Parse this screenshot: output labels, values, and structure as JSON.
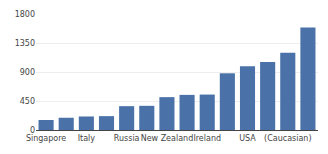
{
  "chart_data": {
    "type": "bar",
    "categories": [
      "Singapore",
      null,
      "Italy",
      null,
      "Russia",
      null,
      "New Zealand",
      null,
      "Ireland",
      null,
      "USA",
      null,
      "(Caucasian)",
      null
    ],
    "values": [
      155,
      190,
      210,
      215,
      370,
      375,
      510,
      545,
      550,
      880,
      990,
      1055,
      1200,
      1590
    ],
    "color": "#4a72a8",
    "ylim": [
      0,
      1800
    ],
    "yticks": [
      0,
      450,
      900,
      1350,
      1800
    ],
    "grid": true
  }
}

-- The exercise --
Copy the records exactly. Skip the pictures.

-- Finished answer --
Parse this screenshot: output labels, values, and structure as JSON.
{
  "chart_data": {
    "type": "bar",
    "categories": [
      "Singapore",
      null,
      "Italy",
      null,
      "Russia",
      null,
      "New Zealand",
      null,
      "Ireland",
      null,
      "USA",
      null,
      "(Caucasian)",
      null
    ],
    "values": [
      155,
      190,
      210,
      215,
      370,
      375,
      510,
      545,
      550,
      880,
      990,
      1055,
      1200,
      1590
    ],
    "color": "#4a72a8",
    "ylim": [
      0,
      1800
    ],
    "yticks": [
      0,
      450,
      900,
      1350,
      1800
    ],
    "grid": true
  }
}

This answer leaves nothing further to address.